SUPPLIED RECORDS |
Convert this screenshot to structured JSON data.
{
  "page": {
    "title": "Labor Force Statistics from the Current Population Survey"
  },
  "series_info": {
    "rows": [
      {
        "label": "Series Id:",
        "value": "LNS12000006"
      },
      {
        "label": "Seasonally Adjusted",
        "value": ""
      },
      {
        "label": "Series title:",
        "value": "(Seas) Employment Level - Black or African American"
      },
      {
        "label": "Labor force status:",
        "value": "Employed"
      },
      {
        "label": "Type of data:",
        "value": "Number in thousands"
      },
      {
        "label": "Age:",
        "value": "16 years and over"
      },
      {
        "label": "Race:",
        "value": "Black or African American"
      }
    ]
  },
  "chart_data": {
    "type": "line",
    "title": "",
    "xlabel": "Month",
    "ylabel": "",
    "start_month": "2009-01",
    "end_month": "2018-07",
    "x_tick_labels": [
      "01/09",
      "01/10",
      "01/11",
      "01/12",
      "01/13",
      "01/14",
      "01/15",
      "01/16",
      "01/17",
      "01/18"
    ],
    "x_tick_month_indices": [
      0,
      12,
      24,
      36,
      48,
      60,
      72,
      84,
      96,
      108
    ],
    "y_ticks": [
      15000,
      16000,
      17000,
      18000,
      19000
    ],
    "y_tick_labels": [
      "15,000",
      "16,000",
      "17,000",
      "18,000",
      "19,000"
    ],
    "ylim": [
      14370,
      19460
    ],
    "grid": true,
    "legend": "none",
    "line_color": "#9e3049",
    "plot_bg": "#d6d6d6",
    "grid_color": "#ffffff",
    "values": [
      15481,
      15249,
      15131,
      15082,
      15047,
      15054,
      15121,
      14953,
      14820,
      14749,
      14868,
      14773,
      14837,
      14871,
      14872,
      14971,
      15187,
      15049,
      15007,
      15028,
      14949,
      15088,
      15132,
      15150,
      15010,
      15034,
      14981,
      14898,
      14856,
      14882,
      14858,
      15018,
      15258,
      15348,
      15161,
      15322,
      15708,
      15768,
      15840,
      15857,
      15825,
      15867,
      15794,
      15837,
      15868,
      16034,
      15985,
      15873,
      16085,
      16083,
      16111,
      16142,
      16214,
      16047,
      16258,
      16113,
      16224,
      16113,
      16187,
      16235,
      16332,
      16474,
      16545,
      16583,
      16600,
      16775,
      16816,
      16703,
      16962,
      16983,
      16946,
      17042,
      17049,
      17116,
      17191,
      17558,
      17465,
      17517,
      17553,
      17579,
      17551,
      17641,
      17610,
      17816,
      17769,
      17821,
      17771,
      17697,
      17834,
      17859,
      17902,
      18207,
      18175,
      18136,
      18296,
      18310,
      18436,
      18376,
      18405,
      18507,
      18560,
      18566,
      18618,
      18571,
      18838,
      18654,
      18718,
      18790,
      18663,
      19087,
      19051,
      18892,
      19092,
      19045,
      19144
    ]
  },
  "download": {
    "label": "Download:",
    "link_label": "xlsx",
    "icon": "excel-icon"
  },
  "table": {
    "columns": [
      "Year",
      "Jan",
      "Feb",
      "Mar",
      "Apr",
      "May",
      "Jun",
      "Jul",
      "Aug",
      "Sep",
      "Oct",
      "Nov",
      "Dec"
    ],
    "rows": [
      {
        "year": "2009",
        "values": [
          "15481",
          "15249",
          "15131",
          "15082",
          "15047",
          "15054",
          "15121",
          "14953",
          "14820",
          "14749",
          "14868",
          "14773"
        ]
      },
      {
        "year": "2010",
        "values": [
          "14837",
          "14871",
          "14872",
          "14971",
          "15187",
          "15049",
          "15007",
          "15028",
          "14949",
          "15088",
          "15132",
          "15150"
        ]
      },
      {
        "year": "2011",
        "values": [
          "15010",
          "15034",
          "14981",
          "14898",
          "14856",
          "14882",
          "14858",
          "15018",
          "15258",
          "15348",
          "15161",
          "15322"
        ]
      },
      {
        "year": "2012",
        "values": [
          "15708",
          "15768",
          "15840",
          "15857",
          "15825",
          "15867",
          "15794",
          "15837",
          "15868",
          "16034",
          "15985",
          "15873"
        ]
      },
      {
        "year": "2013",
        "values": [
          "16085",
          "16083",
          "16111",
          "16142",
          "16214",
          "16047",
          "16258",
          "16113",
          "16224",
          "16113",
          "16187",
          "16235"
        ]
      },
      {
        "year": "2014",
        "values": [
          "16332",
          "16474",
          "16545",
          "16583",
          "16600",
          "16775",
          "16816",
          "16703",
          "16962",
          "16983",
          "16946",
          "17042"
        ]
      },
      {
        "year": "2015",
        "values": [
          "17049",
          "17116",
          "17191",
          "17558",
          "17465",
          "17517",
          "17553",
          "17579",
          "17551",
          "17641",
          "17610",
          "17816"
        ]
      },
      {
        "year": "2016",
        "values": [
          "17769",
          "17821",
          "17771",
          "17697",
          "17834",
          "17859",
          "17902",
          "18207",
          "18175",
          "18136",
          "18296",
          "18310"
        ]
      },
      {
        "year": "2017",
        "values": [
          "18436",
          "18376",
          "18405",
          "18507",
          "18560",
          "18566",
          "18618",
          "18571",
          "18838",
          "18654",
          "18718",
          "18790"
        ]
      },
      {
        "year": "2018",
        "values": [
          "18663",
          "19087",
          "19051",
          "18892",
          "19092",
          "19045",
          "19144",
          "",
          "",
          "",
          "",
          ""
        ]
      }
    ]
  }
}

STATED GOAL | Return, from the data, each line that has the word "African" in it.

RESULT FOR THIS EXERCISE |
        "value": "(Seas) Employment Level - Black or African American"
        "value": "Black or African American"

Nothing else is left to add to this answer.